— START —
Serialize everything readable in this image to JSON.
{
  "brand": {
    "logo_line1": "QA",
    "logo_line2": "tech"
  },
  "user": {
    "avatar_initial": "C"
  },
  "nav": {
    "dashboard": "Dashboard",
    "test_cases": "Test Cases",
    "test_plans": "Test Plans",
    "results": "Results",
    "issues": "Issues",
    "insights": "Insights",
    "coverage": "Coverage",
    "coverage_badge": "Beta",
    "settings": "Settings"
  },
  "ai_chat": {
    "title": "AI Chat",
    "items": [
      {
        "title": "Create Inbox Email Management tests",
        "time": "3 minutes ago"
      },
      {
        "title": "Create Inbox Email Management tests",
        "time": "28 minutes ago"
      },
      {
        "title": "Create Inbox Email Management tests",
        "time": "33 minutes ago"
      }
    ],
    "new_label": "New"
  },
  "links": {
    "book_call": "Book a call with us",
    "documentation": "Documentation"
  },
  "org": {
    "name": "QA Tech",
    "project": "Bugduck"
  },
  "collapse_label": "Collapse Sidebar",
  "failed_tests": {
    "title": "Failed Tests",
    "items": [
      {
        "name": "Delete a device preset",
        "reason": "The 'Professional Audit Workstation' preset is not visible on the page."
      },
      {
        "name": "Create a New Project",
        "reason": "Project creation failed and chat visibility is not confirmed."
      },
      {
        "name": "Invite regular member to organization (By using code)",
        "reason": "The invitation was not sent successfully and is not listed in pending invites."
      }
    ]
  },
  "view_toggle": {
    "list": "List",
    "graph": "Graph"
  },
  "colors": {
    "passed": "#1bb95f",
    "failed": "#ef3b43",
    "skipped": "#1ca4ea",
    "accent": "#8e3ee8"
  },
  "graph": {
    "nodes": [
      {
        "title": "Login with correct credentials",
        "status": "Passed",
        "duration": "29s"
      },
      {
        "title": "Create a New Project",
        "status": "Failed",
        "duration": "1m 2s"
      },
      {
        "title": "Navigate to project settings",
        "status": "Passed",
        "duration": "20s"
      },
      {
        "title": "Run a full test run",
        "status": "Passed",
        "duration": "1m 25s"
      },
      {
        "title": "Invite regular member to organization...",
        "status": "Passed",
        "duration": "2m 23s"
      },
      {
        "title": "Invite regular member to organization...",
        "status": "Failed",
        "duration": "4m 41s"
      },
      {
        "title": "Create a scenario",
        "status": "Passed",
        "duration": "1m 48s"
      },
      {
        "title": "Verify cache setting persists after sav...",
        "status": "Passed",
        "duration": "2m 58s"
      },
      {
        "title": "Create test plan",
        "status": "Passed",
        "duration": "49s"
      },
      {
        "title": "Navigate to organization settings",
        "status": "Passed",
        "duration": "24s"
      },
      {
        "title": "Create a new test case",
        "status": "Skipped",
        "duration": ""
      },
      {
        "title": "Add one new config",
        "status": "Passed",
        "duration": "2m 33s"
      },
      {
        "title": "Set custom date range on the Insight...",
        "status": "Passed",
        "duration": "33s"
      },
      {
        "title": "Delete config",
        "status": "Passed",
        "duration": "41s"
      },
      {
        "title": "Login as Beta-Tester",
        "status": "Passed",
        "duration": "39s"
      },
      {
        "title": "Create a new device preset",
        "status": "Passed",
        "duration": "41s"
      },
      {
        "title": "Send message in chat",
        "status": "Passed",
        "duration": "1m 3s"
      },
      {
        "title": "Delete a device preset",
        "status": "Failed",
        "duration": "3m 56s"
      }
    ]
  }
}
— END —
■ Short exercise ■
Where a line above holds the string "config", show that line.

■ Correct output ■
        "title": "Add one new config",
        "title": "Delete config",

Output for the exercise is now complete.